Exercise directions
Pick out every line holding the string "Marketing" and copy it.

(Data records)
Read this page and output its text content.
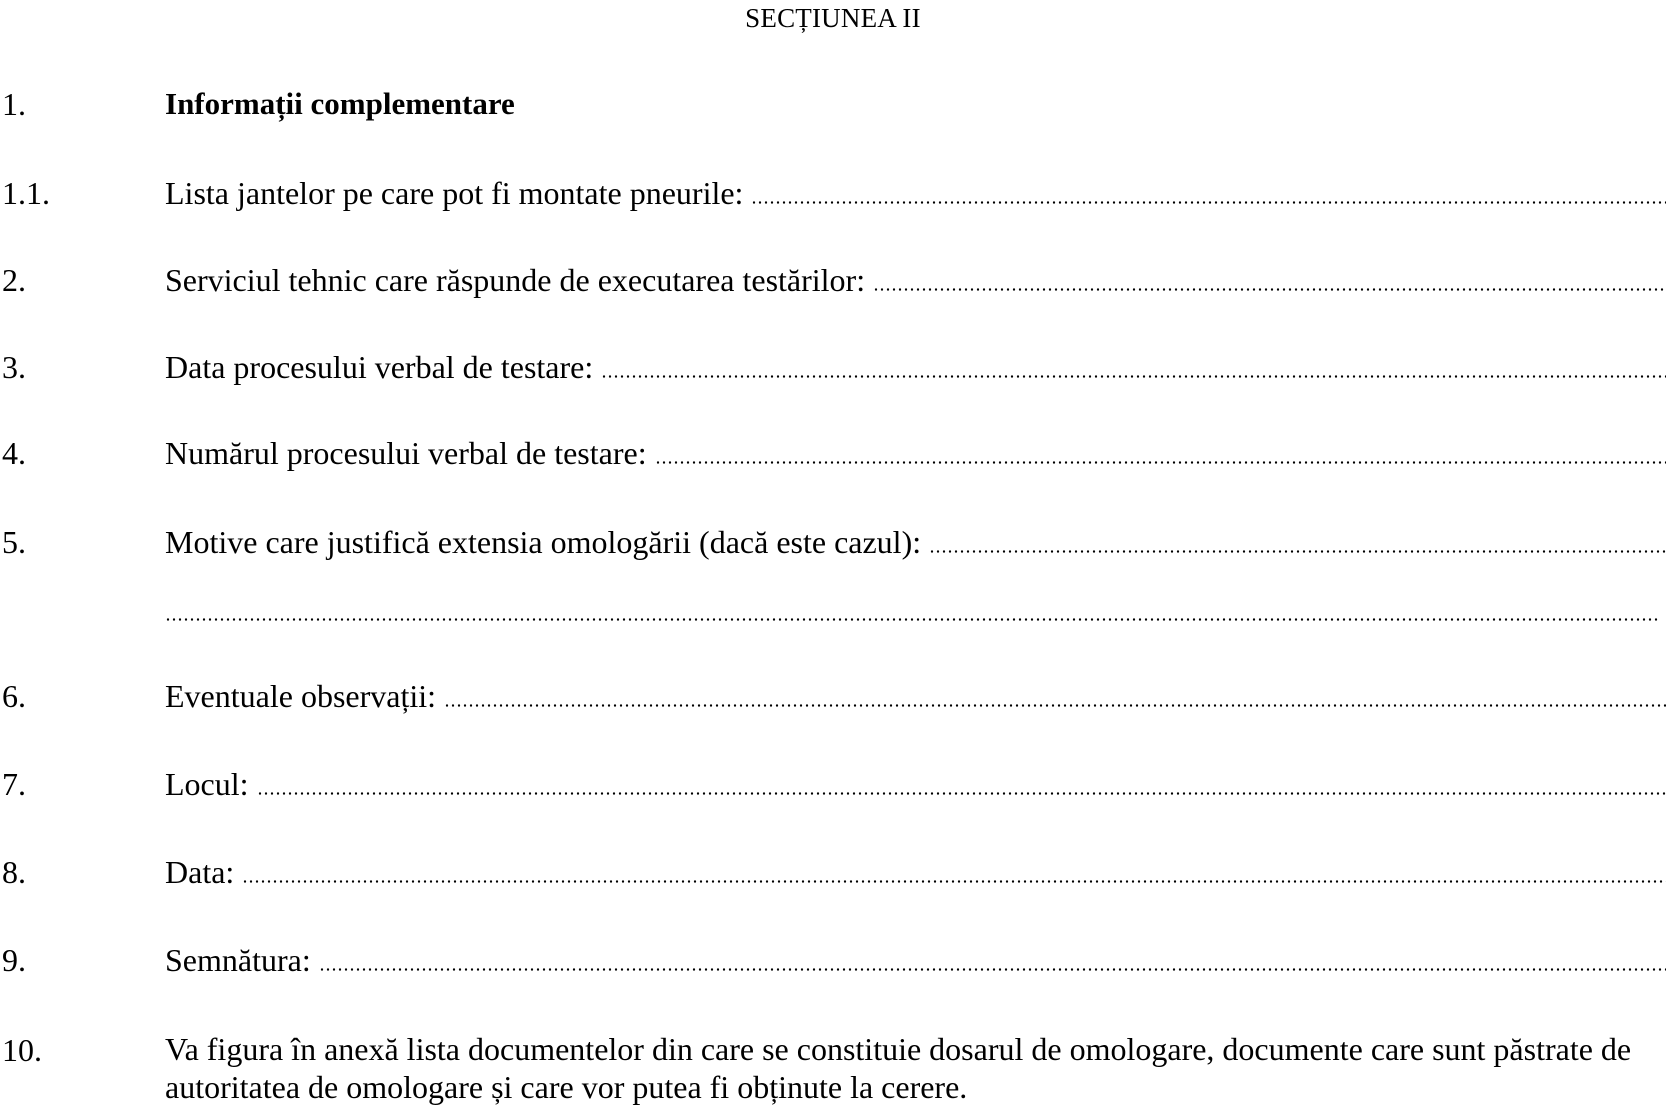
SECȚIUNEA II
1.	Informații complementare
1.1.	Lista jantelor pe care pot fi montate pneurile:
2.	Serviciul tehnic care răspunde de executarea testărilor:
3.	Data procesului verbal de testare:
4.	Numărul procesului verbal de testare:
5.	Motive care justifică extensia omologării (dacă este cazul):
6.	Eventuale observații:
7.	Locul:
8.	Data:
9.	Semnătura:
10.	Va figura în anexă lista documentelor din care se constituie dosarul de omologare, documente care sunt păstrate de autoritatea de omologare și care vor putea fi obținute la cerere.
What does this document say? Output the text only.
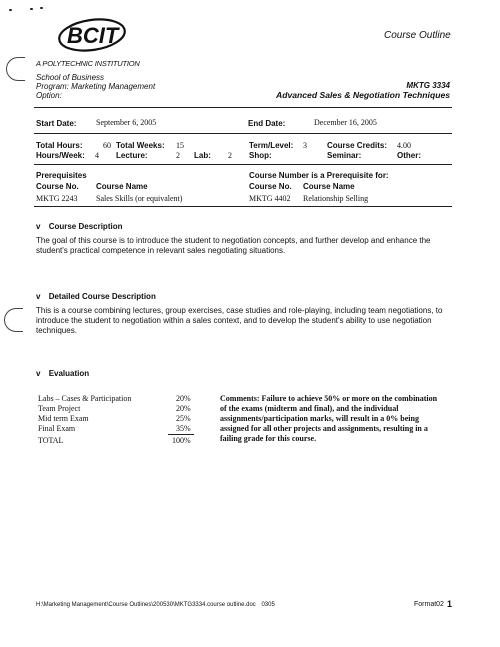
BCIT
A POLYTECHNIC INSTITUTION
Course Outline
School of Business
Program: Marketing Management
Option:
MKTG 3334
Advanced Sales & Negotiation Techniques
Start Date: September 6, 2005	End Date:	December 16, 2005
Total Hours:	60 Total Weeks: 15	Term/Level: 3	Course Credits: 4.00
Hours/Week: 4 Lecture:	2 Lab: 2 Shop:	Seminar:	Other:
Prerequisites
Course No. Course Name
MKTG 2243 Sales Skills (or equivalent)
Course Number is a Prerequisite for:
Course No. Course Name
MKTG 4402 Relationship Selling
v Course Description
The goal of this course is to introduce the student to negotiation concepts, and further develop and enhance the student's practical competence in relevant sales negotiating situations.
v Detailed Course Description
This is a course combining lectures, group exercises, case studies and role-playing, including team negotiations, to introduce the student to negotiation within a sales context, and to develop the student's ability to use negotiation techniques.
v Evaluation
Labs – Cases & Participation	20%
Team Project	20%
Mid term Exam	25%
Final Exam	35%
TOTAL	100%
Comments: Failure to achieve 50% or more on the combination of the exams (midterm and final), and the individual assignments/participation marks, will result in a 0% being assigned for all other projects and assignments, resulting in a failing grade for this course.
H:\Marketing Management\Course Outlines\200530\MKTG3334.course outline.doc 0305	Format02 1
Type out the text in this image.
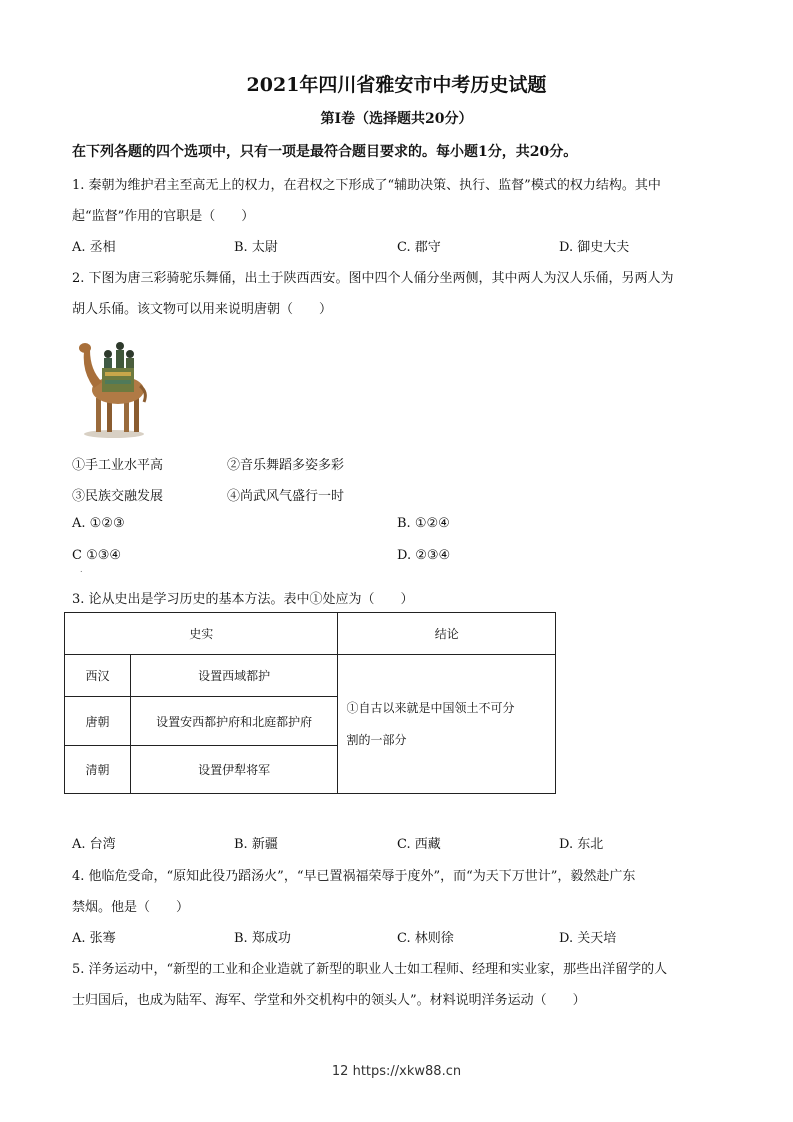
2021年四川省雅安市中考历史试题
第Ⅰ卷（选择题共20分）
在下列各题的四个选项中，只有一项是最符合题目要求的。每小题1分，共20分。
1. 秦朝为维护君主至高无上的权力，在君权之下形成了“辅助决策、执行、监督”模式的权力结构。其中
起“监督”作用的官职是（　　）
A. 丞相	B. 太尉	C. 郡守	D. 御史大夫
2. 下图为唐三彩骑驼乐舞俑，出土于陕西西安。图中四个人俑分坐两侧，其中两人为汉人乐俑，另两人为
胡人乐俑。该文物可以用来说明唐朝（　　）
①手工业水平高	②音乐舞蹈多姿多彩
③民族交融发展	④尚武风气盛行一时
A. ①②③	B. ①②④
C ①③④	D. ②③④
.
3. 论从史出是学习历史的基本方法。表中①处应为（　　）
史实		结论
西汉	设置西域都护	①自古以来就是中国领土不可分
割的一部分
唐朝	设置安西都护府和北庭都护府	
清朝	设置伊犁将军	
A. 台湾	B. 新疆	C. 西藏	D. 东北
4. 他临危受命，“原知此役乃蹈汤火”，“早已置祸福荣辱于度外”，而“为天下万世计”，毅然赴广东
禁烟。他是（　　）
A. 张骞	B. 郑成功	C. 林则徐	D. 关天培
5. 洋务运动中，“新型的工业和企业造就了新型的职业人士如工程师、经理和实业家，那些出洋留学的人
士归国后，也成为陆军、海军、学堂和外交机构中的领头人”。材料说明洋务运动（　　）
12 https://xkw88.cn
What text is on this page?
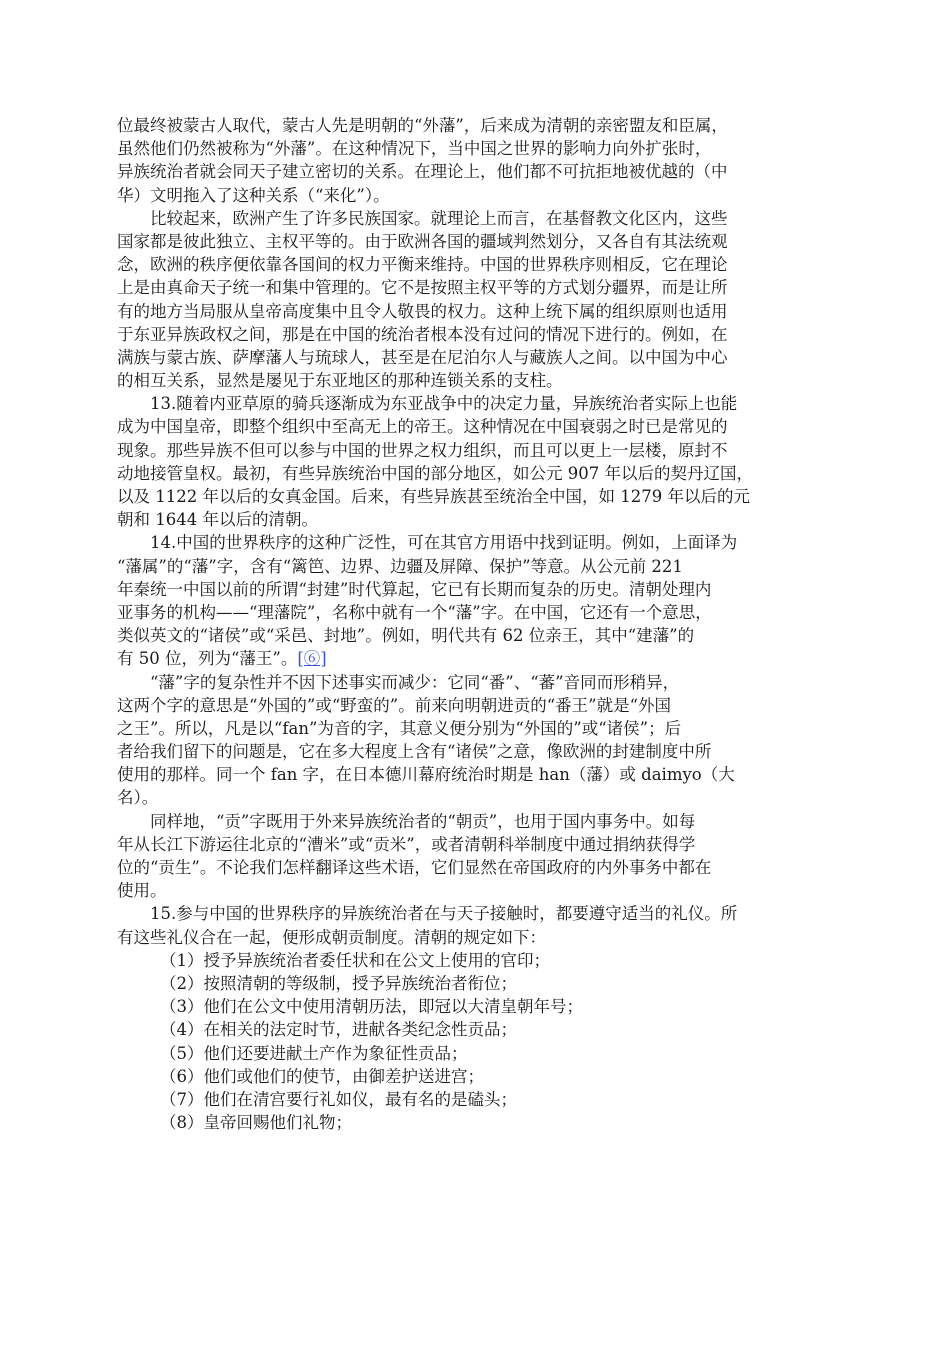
位最终被蒙古人取代，蒙古人先是明朝的“外藩”，后来成为清朝的亲密盟友和臣属，
虽然他们仍然被称为“外藩”。在这种情况下，当中国之世界的影响力向外扩张时，
异族统治者就会同天子建立密切的关系。在理论上，他们都不可抗拒地被优越的（中
华）文明拖入了这种关系（“来化”）。
比较起来，欧洲产生了许多民族国家。就理论上而言，在基督教文化区内，这些
国家都是彼此独立、主权平等的。由于欧洲各国的疆域判然划分，又各自有其法统观
念，欧洲的秩序便依靠各国间的权力平衡来维持。中国的世界秩序则相反，它在理论
上是由真命天子统一和集中管理的。它不是按照主权平等的方式划分疆界，而是让所
有的地方当局服从皇帝高度集中且令人敬畏的权力。这种上统下属的组织原则也适用
于东亚异族政权之间，那是在中国的统治者根本没有过问的情况下进行的。例如，在
满族与蒙古族、萨摩藩人与琉球人，甚至是在尼泊尔人与藏族人之间。以中国为中心
的相互关系，显然是屡见于东亚地区的那种连锁关系的支柱。
13.随着内亚草原的骑兵逐渐成为东亚战争中的决定力量，异族统治者实际上也能
成为中国皇帝，即整个组织中至高无上的帝王。这种情况在中国衰弱之时已是常见的
现象。那些异族不但可以参与中国的世界之权力组织，而且可以更上一层楼，原封不
动地接管皇权。最初，有些异族统治中国的部分地区，如公元 907 年以后的契丹辽国，
以及 1122 年以后的女真金国。后来，有些异族甚至统治全中国，如 1279 年以后的元
朝和 1644 年以后的清朝。
14.中国的世界秩序的这种广泛性，可在其官方用语中找到证明。例如，上面译为
“藩属”的“藩”字，含有“篱笆、边界、边疆及屏障、保护”等意。从公元前 221
年秦统一中国以前的所谓“封建”时代算起，它已有长期而复杂的历史。清朝处理内
亚事务的机构——“理藩院”，名称中就有一个“藩”字。在中国，它还有一个意思，
类似英文的“诸侯”或“采邑、封地”。例如，明代共有 62 位亲王，其中“建藩”的
有 50 位，列为“藩王”。[⑥]
“藩”字的复杂性并不因下述事实而减少：它同“番”、“蕃”音同而形稍异，
这两个字的意思是“外国的”或“野蛮的”。前来向明朝进贡的“番王”就是“外国
之王”。所以，凡是以“fan”为音的字，其意义便分别为“外国的”或“诸侯”；后
者给我们留下的问题是，它在多大程度上含有“诸侯”之意，像欧洲的封建制度中所
使用的那样。同一个 fan 字，在日本德川幕府统治时期是 han（藩）或 daimyo（大
名）。
同样地，“贡”字既用于外来异族统治者的“朝贡”，也用于国内事务中。如每
年从长江下游运往北京的“漕米”或“贡米”，或者清朝科举制度中通过捐纳获得学
位的“贡生”。不论我们怎样翻译这些术语，它们显然在帝国政府的内外事务中都在
使用。
15.参与中国的世界秩序的异族统治者在与天子接触时，都要遵守适当的礼仪。所
有这些礼仪合在一起，便形成朝贡制度。清朝的规定如下：
（1）授予异族统治者委任状和在公文上使用的官印；
（2）按照清朝的等级制，授予异族统治者衔位；
（3）他们在公文中使用清朝历法，即冠以大清皇朝年号；
（4）在相关的法定时节，进献各类纪念性贡品；
（5）他们还要进献土产作为象征性贡品；
（6）他们或他们的使节，由御差护送进宫；
（7）他们在清宫要行礼如仪，最有名的是磕头；
（8）皇帝回赐他们礼物；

Worked solution
Program: Marketing Management
H:\Marketing Management\Course Outlines\200530\MKTG3334.course outline.doc 0305	Format02 1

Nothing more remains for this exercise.